# Objective:
Copy the data that follows, character for character, minus the pictures.

# Excerpted data:

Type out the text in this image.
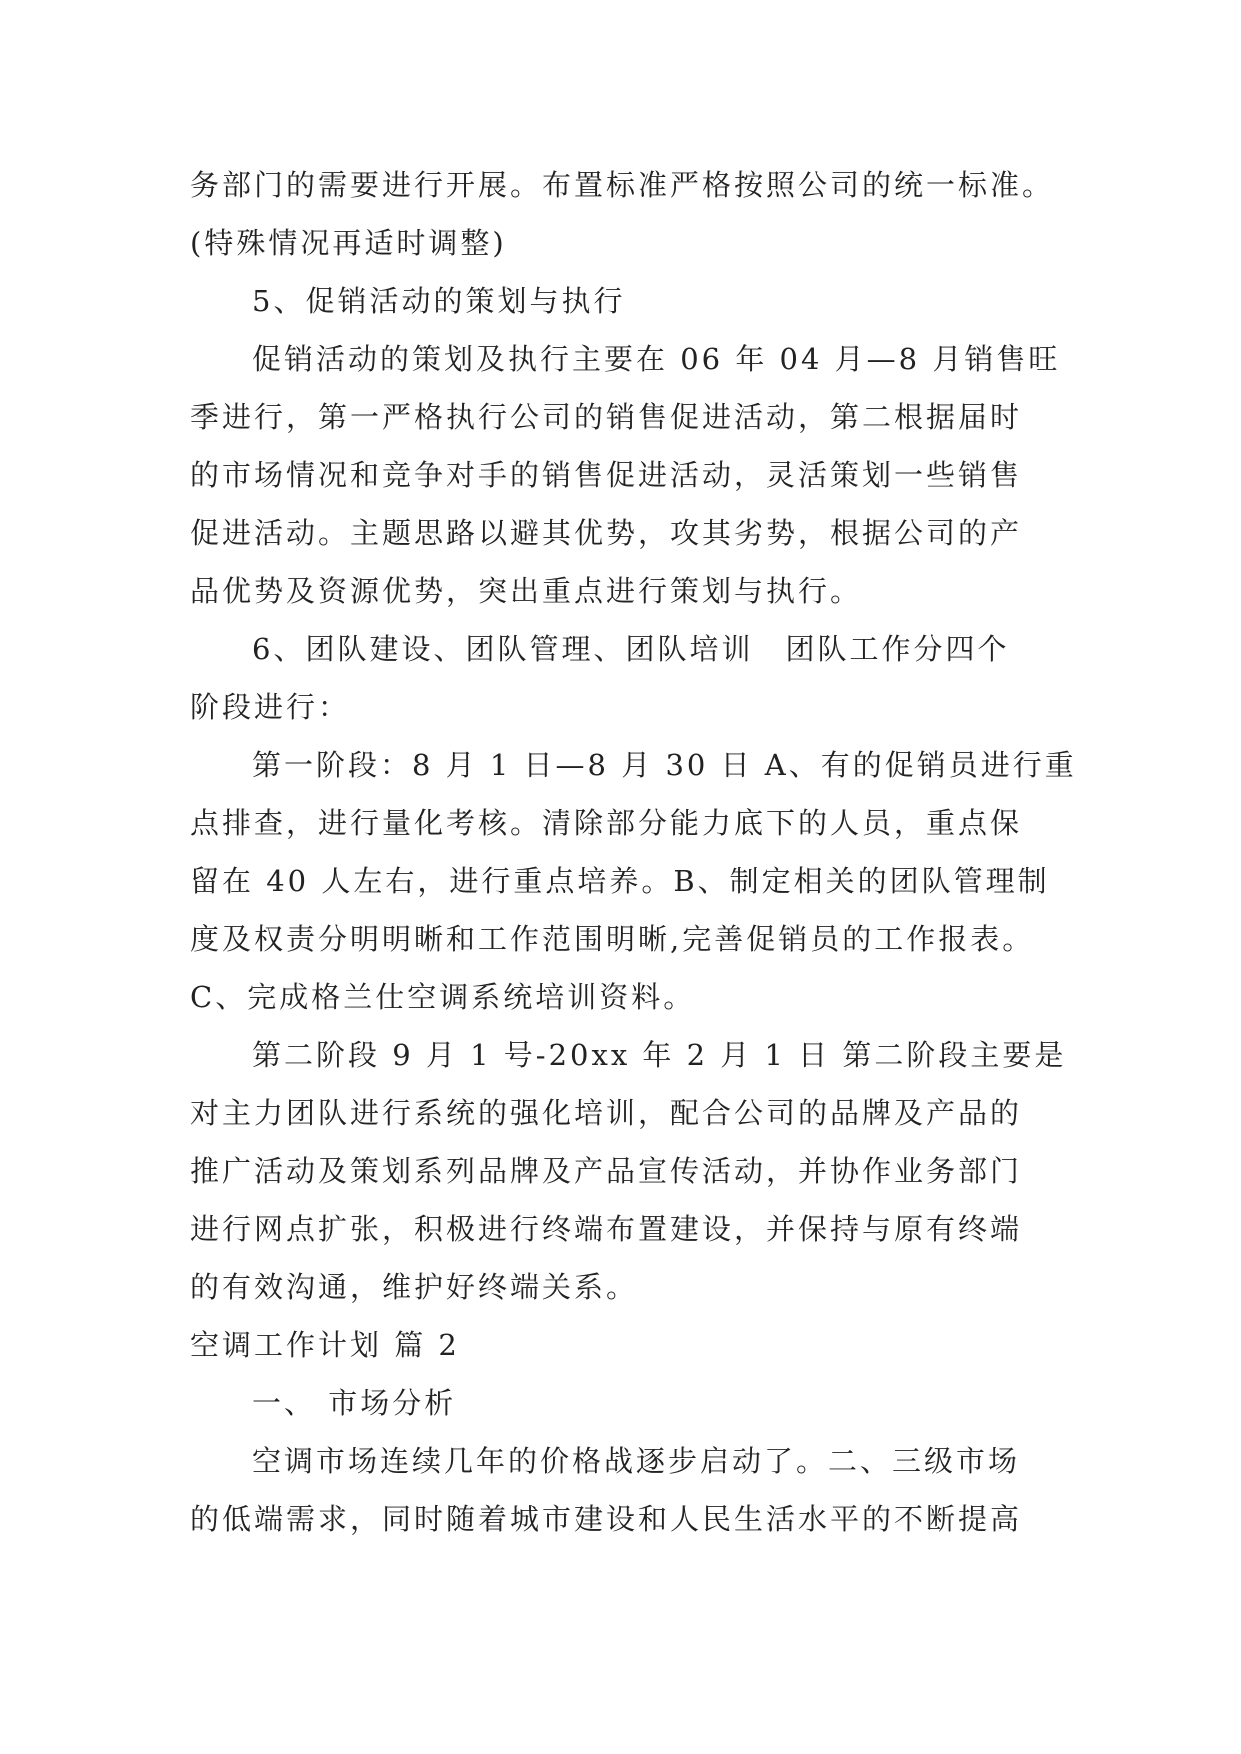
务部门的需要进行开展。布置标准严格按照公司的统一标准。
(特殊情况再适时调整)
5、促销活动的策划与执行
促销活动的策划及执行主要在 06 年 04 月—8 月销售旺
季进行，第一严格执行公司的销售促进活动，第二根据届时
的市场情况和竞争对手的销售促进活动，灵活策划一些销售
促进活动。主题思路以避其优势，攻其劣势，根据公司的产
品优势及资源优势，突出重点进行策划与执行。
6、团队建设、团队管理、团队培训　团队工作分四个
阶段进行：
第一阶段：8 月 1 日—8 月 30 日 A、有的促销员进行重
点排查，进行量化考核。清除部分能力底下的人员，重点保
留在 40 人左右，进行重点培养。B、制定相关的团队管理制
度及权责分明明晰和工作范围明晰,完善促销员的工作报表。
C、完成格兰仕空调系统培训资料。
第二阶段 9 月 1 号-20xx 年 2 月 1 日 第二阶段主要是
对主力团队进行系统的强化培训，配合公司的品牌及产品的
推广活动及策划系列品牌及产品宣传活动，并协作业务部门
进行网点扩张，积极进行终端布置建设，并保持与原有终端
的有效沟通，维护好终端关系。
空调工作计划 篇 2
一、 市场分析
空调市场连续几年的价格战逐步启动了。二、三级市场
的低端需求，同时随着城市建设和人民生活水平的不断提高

# Expected answer:
Type out the text in this image.
务部门的需要进行开展。布置标准严格按照公司的统一标准。
(特殊情况再适时调整)
5、促销活动的策划与执行
促销活动的策划及执行主要在 06 年 04 月—8 月销售旺
季进行，第一严格执行公司的销售促进活动，第二根据届时
的市场情况和竞争对手的销售促进活动，灵活策划一些销售
促进活动。主题思路以避其优势，攻其劣势，根据公司的产
品优势及资源优势，突出重点进行策划与执行。
6、团队建设、团队管理、团队培训　团队工作分四个
阶段进行：
第一阶段：8 月 1 日—8 月 30 日 A、有的促销员进行重
点排查，进行量化考核。清除部分能力底下的人员，重点保
留在 40 人左右，进行重点培养。B、制定相关的团队管理制
度及权责分明明晰和工作范围明晰,完善促销员的工作报表。
C、完成格兰仕空调系统培训资料。
第二阶段 9 月 1 号-20xx 年 2 月 1 日 第二阶段主要是
对主力团队进行系统的强化培训，配合公司的品牌及产品的
推广活动及策划系列品牌及产品宣传活动，并协作业务部门
进行网点扩张，积极进行终端布置建设，并保持与原有终端
的有效沟通，维护好终端关系。
空调工作计划 篇 2
一、 市场分析
空调市场连续几年的价格战逐步启动了。二、三级市场
的低端需求，同时随着城市建设和人民生活水平的不断提高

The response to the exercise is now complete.